▶ [Material for the task]
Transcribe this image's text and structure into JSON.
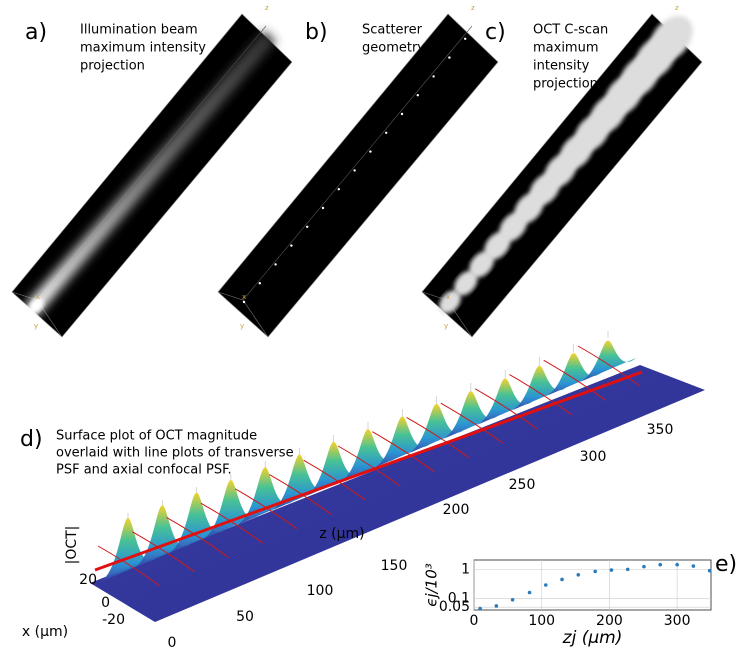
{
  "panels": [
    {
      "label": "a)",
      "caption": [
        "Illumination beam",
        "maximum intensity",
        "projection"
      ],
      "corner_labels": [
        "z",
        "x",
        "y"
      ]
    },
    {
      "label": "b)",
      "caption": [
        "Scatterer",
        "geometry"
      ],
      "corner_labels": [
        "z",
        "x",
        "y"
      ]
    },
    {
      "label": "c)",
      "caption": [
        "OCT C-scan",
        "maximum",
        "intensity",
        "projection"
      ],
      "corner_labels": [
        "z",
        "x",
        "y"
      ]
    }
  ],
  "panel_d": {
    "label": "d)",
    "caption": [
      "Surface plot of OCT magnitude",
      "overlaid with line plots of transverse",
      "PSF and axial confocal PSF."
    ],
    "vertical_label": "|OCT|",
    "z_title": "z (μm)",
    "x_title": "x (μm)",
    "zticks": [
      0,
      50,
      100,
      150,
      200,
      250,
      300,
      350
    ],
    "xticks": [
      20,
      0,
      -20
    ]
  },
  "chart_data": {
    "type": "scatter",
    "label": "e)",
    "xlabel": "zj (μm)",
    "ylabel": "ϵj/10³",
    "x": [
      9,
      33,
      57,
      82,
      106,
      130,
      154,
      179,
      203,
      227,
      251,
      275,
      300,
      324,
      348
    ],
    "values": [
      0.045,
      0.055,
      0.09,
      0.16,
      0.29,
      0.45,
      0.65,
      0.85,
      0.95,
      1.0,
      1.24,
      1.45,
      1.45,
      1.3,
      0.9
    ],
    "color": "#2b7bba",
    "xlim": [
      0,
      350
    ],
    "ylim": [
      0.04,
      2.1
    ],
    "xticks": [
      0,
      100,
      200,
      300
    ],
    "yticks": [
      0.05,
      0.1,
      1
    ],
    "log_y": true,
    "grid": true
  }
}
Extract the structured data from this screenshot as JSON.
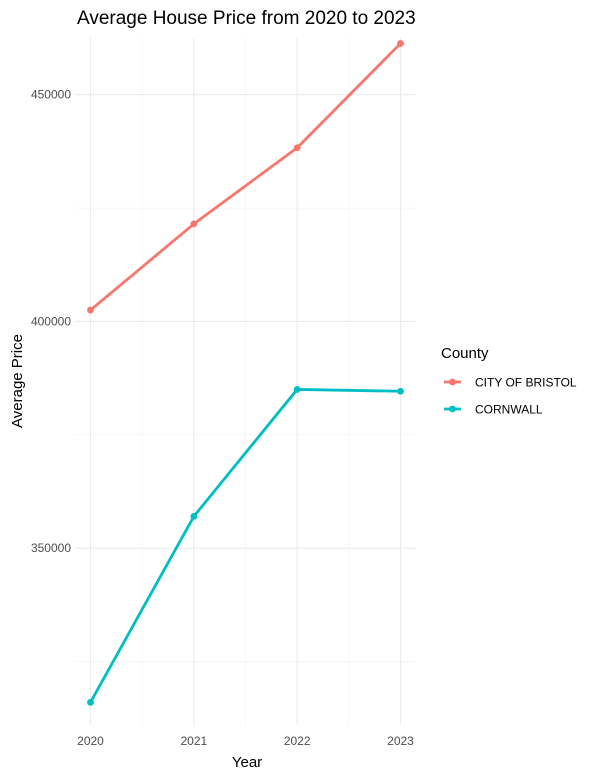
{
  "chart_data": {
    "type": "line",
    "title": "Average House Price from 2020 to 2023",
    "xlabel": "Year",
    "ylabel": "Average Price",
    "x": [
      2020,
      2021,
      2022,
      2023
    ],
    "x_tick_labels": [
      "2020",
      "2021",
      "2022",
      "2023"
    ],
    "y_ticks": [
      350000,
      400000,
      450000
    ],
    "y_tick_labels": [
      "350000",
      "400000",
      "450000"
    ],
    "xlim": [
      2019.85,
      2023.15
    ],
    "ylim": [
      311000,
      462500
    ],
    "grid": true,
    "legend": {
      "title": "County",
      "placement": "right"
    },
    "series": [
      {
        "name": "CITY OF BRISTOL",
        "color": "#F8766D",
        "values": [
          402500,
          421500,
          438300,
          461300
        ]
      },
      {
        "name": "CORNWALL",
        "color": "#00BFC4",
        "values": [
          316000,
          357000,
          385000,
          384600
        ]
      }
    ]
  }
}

▶ [Description of the task]
Omit the pictures, and quote the material above exactly as given.

▶ [Exercise result]
Transcribe this image's text and structure into JSON.
{
  "panels": [
    {
      "label": "a)",
      "caption": [
        "Illumination beam",
        "maximum intensity",
        "projection"
      ],
      "corner_labels": [
        "z",
        "x",
        "y"
      ]
    },
    {
      "label": "b)",
      "caption": [
        "Scatterer",
        "geometry"
      ],
      "corner_labels": [
        "z",
        "x",
        "y"
      ]
    },
    {
      "label": "c)",
      "caption": [
        "OCT C-scan",
        "maximum",
        "intensity",
        "projection"
      ],
      "corner_labels": [
        "z",
        "x",
        "y"
      ]
    }
  ],
  "panel_d": {
    "label": "d)",
    "caption": [
      "Surface plot of OCT magnitude",
      "overlaid with line plots of transverse",
      "PSF and axial confocal PSF."
    ],
    "vertical_label": "|OCT|",
    "z_title": "z (μm)",
    "x_title": "x (μm)",
    "zticks": [
      0,
      50,
      100,
      150,
      200,
      250,
      300,
      350
    ],
    "xticks": [
      20,
      0,
      -20
    ]
  },
  "chart_data": {
    "type": "scatter",
    "label": "e)",
    "xlabel": "zj (μm)",
    "ylabel": "ϵj/10³",
    "x": [
      9,
      33,
      57,
      82,
      106,
      130,
      154,
      179,
      203,
      227,
      251,
      275,
      300,
      324,
      348
    ],
    "values": [
      0.045,
      0.055,
      0.09,
      0.16,
      0.29,
      0.45,
      0.65,
      0.85,
      0.95,
      1.0,
      1.24,
      1.45,
      1.45,
      1.3,
      0.9
    ],
    "color": "#2b7bba",
    "xlim": [
      0,
      350
    ],
    "ylim": [
      0.04,
      2.1
    ],
    "xticks": [
      0,
      100,
      200,
      300
    ],
    "yticks": [
      0.05,
      0.1,
      1
    ],
    "log_y": true,
    "grid": true
  }
}
Extract the structured data from this screenshot as JSON.
{
  "chart_data": {
    "type": "line",
    "title": "Average House Price from 2020 to 2023",
    "xlabel": "Year",
    "ylabel": "Average Price",
    "x": [
      2020,
      2021,
      2022,
      2023
    ],
    "x_tick_labels": [
      "2020",
      "2021",
      "2022",
      "2023"
    ],
    "y_ticks": [
      350000,
      400000,
      450000
    ],
    "y_tick_labels": [
      "350000",
      "400000",
      "450000"
    ],
    "xlim": [
      2019.85,
      2023.15
    ],
    "ylim": [
      311000,
      462500
    ],
    "grid": true,
    "legend": {
      "title": "County",
      "placement": "right"
    },
    "series": [
      {
        "name": "CITY OF BRISTOL",
        "color": "#F8766D",
        "values": [
          402500,
          421500,
          438300,
          461300
        ]
      },
      {
        "name": "CORNWALL",
        "color": "#00BFC4",
        "values": [
          316000,
          357000,
          385000,
          384600
        ]
      }
    ]
  }
}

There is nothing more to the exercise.